# [Supplied data]
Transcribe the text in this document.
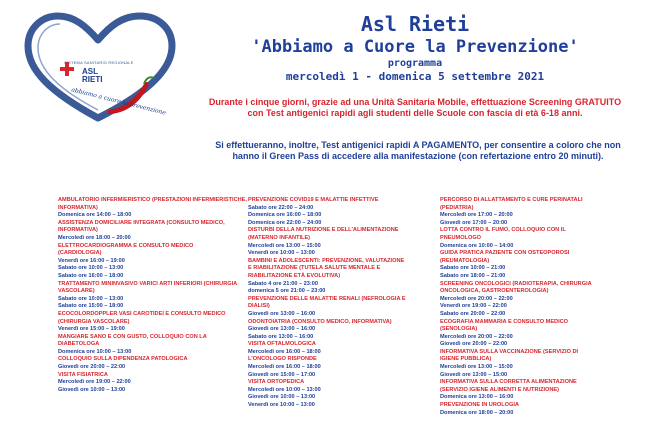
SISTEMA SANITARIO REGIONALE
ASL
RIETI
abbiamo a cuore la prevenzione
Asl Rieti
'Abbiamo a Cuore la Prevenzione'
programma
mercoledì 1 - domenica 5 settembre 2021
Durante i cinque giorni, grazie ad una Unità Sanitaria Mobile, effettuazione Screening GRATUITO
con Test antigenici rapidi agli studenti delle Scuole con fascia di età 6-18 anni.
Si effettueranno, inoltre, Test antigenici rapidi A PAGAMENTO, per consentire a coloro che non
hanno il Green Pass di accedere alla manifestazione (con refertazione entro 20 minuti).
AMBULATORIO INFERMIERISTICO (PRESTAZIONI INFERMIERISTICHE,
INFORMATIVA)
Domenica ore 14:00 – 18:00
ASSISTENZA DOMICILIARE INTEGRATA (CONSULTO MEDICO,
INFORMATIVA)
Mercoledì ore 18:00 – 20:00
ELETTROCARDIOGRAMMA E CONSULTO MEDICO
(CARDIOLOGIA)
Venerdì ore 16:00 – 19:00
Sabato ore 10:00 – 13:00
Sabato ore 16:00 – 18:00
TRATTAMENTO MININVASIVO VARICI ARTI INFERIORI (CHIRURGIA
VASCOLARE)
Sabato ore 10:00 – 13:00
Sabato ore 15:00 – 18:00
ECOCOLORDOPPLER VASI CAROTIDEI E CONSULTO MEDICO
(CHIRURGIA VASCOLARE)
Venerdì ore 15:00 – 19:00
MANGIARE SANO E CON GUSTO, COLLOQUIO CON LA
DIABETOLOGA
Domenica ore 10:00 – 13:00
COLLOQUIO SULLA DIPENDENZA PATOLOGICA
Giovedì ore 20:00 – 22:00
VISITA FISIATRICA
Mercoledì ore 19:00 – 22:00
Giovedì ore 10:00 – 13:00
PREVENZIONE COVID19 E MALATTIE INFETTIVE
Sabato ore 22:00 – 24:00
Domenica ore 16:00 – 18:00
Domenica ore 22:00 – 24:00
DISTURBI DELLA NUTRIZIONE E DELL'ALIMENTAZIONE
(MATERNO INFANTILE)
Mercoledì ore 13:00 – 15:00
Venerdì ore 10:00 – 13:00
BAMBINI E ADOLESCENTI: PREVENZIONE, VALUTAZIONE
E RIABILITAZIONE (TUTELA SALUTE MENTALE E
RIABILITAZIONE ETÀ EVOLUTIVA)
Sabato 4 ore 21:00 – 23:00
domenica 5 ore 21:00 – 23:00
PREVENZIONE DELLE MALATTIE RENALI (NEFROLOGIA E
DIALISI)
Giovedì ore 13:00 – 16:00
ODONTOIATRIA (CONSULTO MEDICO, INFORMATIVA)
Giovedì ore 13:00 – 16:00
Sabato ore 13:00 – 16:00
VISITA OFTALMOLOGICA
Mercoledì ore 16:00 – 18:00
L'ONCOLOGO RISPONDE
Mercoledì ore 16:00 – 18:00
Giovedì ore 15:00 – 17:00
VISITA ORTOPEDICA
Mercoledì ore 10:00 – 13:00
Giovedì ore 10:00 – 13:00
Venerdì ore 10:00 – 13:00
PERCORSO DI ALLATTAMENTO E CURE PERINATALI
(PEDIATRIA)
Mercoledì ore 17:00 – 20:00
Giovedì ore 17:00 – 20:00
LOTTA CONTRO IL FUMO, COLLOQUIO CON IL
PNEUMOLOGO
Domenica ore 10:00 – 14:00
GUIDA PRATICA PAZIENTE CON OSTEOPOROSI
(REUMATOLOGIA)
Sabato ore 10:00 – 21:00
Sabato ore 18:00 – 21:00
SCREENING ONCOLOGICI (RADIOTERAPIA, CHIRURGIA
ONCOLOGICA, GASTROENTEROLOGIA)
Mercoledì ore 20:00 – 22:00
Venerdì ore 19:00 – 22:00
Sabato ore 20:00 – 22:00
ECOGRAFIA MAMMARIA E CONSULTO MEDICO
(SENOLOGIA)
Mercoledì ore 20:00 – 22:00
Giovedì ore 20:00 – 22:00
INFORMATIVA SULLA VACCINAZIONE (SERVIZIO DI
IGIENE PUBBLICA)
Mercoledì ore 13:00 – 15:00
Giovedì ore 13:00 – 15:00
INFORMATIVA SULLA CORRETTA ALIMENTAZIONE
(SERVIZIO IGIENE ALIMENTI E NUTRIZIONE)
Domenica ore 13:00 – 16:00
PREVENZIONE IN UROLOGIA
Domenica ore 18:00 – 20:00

==

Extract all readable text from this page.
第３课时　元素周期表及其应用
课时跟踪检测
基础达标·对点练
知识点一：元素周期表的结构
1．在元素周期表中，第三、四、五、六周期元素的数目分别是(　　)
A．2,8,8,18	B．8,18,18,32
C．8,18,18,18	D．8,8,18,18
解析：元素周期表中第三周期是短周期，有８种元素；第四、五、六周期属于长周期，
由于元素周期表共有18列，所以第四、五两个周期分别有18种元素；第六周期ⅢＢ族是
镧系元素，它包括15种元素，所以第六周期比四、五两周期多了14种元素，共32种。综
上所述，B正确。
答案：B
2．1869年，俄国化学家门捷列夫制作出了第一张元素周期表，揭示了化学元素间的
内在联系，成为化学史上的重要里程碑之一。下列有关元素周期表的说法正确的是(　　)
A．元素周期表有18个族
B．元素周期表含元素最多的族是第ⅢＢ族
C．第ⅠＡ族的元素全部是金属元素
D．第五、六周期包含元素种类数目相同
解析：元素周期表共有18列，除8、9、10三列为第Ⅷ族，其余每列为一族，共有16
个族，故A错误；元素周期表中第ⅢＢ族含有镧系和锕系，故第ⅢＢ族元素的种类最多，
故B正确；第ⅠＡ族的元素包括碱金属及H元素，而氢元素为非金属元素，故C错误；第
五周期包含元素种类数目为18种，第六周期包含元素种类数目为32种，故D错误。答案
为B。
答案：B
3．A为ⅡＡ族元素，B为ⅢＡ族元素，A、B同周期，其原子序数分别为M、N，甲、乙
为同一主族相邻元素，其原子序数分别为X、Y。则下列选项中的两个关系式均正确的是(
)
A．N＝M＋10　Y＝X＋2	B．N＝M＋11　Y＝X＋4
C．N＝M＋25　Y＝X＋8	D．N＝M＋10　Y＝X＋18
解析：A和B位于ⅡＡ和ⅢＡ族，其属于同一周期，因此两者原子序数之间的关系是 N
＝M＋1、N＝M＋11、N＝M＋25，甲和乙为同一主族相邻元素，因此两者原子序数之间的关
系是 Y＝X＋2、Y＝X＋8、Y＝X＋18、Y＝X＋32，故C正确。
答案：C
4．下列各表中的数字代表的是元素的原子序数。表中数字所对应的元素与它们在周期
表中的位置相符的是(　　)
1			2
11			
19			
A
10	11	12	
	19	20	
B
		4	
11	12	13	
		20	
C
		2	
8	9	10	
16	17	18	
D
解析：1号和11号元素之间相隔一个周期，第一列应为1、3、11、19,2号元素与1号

# [What to do]
Copy out every line of the data that includes "CONSULTO".

# [Solution to this exercise]
ASSISTENZA DOMICILIARE INTEGRATA (CONSULTO MEDICO,
ELETTROCARDIOGRAMMA E CONSULTO MEDICO
ECOCOLORDOPPLER VASI CAROTIDEI E CONSULTO MEDICO
ODONTOIATRIA (CONSULTO MEDICO, INFORMATIVA)
ECOGRAFIA MAMMARIA E CONSULTO MEDICO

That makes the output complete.